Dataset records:
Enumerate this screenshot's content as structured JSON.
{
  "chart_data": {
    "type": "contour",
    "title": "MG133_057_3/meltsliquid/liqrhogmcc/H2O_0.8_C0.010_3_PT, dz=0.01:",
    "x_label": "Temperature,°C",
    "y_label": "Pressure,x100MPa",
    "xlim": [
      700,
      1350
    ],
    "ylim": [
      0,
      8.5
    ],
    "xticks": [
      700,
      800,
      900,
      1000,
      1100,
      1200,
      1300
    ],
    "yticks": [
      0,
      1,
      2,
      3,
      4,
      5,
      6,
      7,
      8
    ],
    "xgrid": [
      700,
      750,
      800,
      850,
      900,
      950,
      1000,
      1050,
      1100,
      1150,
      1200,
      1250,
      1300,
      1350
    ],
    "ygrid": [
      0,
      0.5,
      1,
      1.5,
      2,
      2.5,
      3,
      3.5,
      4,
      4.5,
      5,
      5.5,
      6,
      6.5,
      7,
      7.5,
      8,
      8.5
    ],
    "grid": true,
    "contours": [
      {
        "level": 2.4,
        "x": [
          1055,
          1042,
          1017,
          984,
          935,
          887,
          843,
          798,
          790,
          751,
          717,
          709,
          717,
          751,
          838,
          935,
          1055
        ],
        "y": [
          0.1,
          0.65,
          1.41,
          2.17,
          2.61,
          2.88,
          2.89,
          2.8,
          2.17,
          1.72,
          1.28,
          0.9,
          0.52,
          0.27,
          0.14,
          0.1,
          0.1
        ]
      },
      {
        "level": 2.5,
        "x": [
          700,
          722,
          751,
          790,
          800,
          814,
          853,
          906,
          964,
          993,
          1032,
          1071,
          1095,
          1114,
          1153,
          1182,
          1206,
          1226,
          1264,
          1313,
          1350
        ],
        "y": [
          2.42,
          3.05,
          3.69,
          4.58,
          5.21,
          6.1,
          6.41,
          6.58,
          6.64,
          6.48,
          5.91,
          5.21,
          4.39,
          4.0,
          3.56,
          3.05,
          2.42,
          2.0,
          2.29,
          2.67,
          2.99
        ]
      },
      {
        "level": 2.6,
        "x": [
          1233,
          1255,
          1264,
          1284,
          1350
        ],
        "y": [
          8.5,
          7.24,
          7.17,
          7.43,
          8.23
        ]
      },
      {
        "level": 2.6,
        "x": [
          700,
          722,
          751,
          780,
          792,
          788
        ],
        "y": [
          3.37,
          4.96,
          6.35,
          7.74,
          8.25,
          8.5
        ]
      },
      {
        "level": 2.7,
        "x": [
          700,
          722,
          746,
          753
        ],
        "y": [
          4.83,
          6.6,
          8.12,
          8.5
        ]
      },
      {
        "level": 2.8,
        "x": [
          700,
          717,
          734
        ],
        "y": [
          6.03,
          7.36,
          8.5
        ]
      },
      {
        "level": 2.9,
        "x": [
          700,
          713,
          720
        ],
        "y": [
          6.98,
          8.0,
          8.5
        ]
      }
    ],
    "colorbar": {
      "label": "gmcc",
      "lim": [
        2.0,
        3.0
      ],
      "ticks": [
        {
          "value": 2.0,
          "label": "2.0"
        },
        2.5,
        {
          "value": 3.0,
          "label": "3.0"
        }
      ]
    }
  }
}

> PROMPT
Write out every line of the preceding listing that contains "level".

> OUTPUT FOR THIS EXERCISE
        "level": 2.4,
        "level": 2.5,
        "level": 2.6,
        "level": 2.6,
        "level": 2.7,
        "level": 2.8,
        "level": 2.9,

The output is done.